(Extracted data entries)
────────────────

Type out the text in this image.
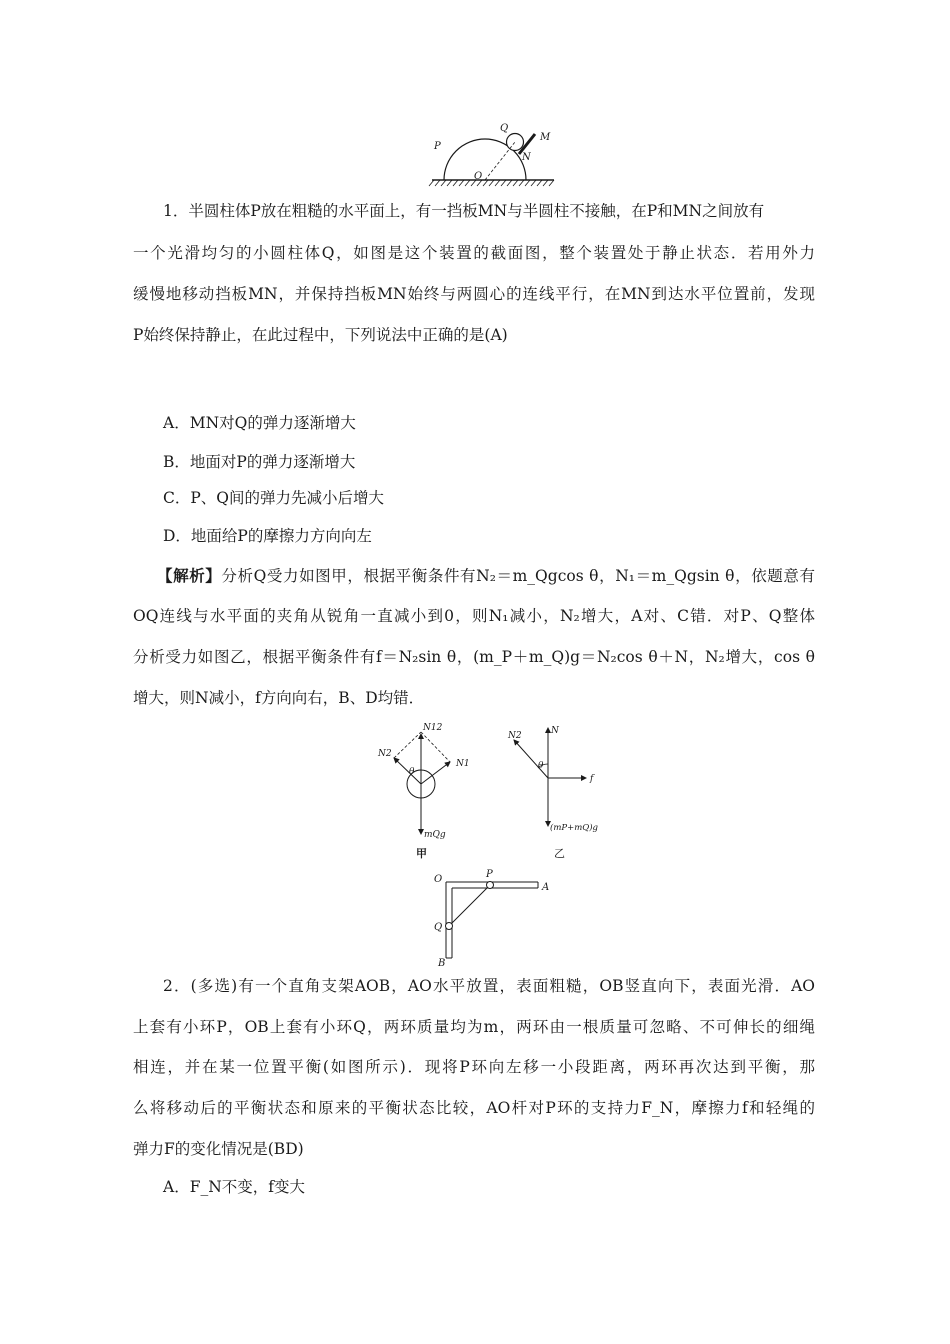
P
Q
M
N
O
1．半圆柱体P放在粗糙的水平面上，有一挡板MN与半圆柱不接触，在P和MN之间放有
一个光滑均匀的小圆柱体Q，如图是这个装置的截面图，整个装置处于静止状态．若用外力
缓慢地移动挡板MN，并保持挡板MN始终与两圆心的连线平行，在MN到达水平位置前，发现
P始终保持静止，在此过程中，下列说法中正确的是(A)
A．MN对Q的弹力逐渐增大
B．地面对P的弹力逐渐增大
C．P、Q间的弹力先减小后增大
D．地面给P的摩擦力方向向左
【解析】分析Q受力如图甲，根据平衡条件有N₂＝m_Qgcos θ，N₁＝m_Qgsin θ，依题意有
OQ连线与水平面的夹角从锐角一直减小到0，则N₁减小，N₂增大，A对、C错．对P、Q整体
分析受力如图乙，根据平衡条件有f＝N₂sin θ，(m_P＋m_Q)g＝N₂cos θ＋N，N₂增大，cos θ
增大，则N减小，f方向向右，B、D均错．
N12
N2
N1
θ
mQg
甲
N
N2
θ
f
(mP+mQ)g
乙
O	P
A
Q
B
2．(多选)有一个直角支架AOB，AO水平放置，表面粗糙，OB竖直向下，表面光滑．AO
上套有小环P，OB上套有小环Q，两环质量均为m，两环由一根质量可忽略、不可伸长的细绳
相连，并在某一位置平衡(如图所示)．现将P环向左移一小段距离，两环再次达到平衡，那
么将移动后的平衡状态和原来的平衡状态比较，AO杆对P环的支持力F_N，摩擦力f和轻绳的
弹力F的变化情况是(BD)
A．F_N不变，f变大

────────────────

* [SHORT EXERCISE]:
Reproduce the full material exactly, excluding the pictures.

* [WRITTEN ANSWER]:
Type out the text in this image.
P
Q
M
N
O
1．半圆柱体P放在粗糙的水平面上，有一挡板MN与半圆柱不接触，在P和MN之间放有
一个光滑均匀的小圆柱体Q，如图是这个装置的截面图，整个装置处于静止状态．若用外力
缓慢地移动挡板MN，并保持挡板MN始终与两圆心的连线平行，在MN到达水平位置前，发现
P始终保持静止，在此过程中，下列说法中正确的是(A)
A．MN对Q的弹力逐渐增大
B．地面对P的弹力逐渐增大
C．P、Q间的弹力先减小后增大
D．地面给P的摩擦力方向向左
【解析】分析Q受力如图甲，根据平衡条件有N₂＝m_Qgcos θ，N₁＝m_Qgsin θ，依题意有
OQ连线与水平面的夹角从锐角一直减小到0，则N₁减小，N₂增大，A对、C错．对P、Q整体
分析受力如图乙，根据平衡条件有f＝N₂sin θ，(m_P＋m_Q)g＝N₂cos θ＋N，N₂增大，cos θ
增大，则N减小，f方向向右，B、D均错．
N12
N2
N1
θ
mQg
甲
N
N2
θ
f
(mP+mQ)g
乙
O	P
A
Q
B
2．(多选)有一个直角支架AOB，AO水平放置，表面粗糙，OB竖直向下，表面光滑．AO
上套有小环P，OB上套有小环Q，两环质量均为m，两环由一根质量可忽略、不可伸长的细绳
相连，并在某一位置平衡(如图所示)．现将P环向左移一小段距离，两环再次达到平衡，那
么将移动后的平衡状态和原来的平衡状态比较，AO杆对P环的支持力F_N，摩擦力f和轻绳的
弹力F的变化情况是(BD)
A．F_N不变，f变大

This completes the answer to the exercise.